The offer of up to £400 of shopping vouchers to stop smoking during pregnancy as an addition to usual stop smoking support is highly effective, finds a trial published by The BMJ today.
The results show that rewarding pregnant women in this way more than doubled the proportion who were still smoke free by late pregnancy, compared with those who received usual support only, and can save costs to the NHS in the longer term.
However, they also show that most women who stopped smoking during pregnancy relapsed by six months after their baby was born.
Smoking during pregnancy is associated with a range of problems including an increased risk of stillbirth, sudden infant death syndrome, asthma, and obesity among offspring.
Although the proportion of women who smoke during pregnancy has halved over the past 20 years, a substantial number continue to smoke while pregnant and tend to be harder to reach.
Previous research indicates that financial incentives can increase smoking cessation among pregnant women, but evidence from large UK trials is missing.
To address this, researchers drew on data from a successful phase 2 feasibility trial in Glasgow, Scotland to assess whether financial incentives increase smoking cessation during pregnancy when used in combination with current UK stop smoking services.
Their findings are based on 941 pregnant women (average age 28) recruited from seven stop smoking services in Scotland, Northern Ireland, and England between January 2018 and April 2020.
Participants reported being smokers (at least one cigarette in the past week) at their first maternity visit, when they were, on average, 11 weeks into their pregnancy. Participants were then randomly assigned to either the intervention group (471) or the control group (470).

# Given records
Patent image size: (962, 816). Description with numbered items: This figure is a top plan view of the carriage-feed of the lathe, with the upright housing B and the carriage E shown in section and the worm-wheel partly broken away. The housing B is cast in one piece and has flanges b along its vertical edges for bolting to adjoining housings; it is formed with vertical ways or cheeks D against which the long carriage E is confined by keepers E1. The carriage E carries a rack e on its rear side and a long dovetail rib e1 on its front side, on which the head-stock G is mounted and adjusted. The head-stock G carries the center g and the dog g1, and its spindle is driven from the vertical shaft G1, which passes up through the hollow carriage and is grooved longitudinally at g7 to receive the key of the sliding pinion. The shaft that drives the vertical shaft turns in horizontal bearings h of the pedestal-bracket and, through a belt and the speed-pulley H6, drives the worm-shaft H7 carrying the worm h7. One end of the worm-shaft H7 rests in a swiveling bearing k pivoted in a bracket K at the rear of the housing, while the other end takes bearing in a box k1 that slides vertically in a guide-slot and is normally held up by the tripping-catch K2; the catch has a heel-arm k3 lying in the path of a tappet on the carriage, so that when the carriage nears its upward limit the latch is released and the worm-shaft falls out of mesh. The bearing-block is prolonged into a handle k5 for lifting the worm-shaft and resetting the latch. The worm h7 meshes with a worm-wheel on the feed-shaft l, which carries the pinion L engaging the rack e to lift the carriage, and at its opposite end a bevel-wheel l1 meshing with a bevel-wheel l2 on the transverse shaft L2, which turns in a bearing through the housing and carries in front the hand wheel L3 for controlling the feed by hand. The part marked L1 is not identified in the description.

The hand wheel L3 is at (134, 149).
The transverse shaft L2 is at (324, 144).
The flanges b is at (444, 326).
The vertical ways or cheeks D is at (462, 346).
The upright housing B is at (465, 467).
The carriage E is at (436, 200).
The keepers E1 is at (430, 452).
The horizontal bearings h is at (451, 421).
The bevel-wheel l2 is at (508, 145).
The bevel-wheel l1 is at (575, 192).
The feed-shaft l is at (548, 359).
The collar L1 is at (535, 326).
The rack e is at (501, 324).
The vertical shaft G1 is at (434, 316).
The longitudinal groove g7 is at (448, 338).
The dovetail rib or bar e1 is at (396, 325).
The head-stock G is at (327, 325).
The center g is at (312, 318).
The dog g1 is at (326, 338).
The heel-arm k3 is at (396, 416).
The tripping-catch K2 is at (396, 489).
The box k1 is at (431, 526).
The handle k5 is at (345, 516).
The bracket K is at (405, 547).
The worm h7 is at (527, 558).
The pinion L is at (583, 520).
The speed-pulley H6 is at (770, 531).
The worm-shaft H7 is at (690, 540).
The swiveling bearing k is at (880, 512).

# Exercise instructions
Write the next part of the article on shopping vouchers for quitting smoking during pregnancy, picking up after its last sentence. The listing has no connection to the article on vouchers for quitting smoking in pregnancy.

# Output of the exercise
The control group was offered usual stop smoking support, including counselling by specially trained workers and free nicotine replacement therapy.
The intervention group was offered usual support plus up to £400 ($440; €455) of high street shopping vouchers to incentivise setting a quit date and remaining abstinent throughout pregnancy.
Abstinence was reported by participants at four and 12 weeks and was verified by a carbon monoxide breath test. A final voucher was given to those who reported still being smoke free in late pregnancy (between 34 and 38 weeks’ gestation), verified by a saliva test.
A range of potentially influential factors including mother’s age, years of smoking, income, use of nicotine replacement therapy and e-cigarettes, timing of birth and baby’s birth weight were taken into account.
More women in the incentives group (71%) than in the control group (64%) engaged with the stop smoking services and set a quit date. Saliva tests confirmed that 126 (27%) women in the intervention group had stopped smoking by late pregnancy compared with 58 (12%) controls.
However, abstinence rates measured six months after giving birth were low in both groups (6% in the intervention group vs 4% in controls), suggesting that most women who stopped smoking relapsed not long after their baby was born.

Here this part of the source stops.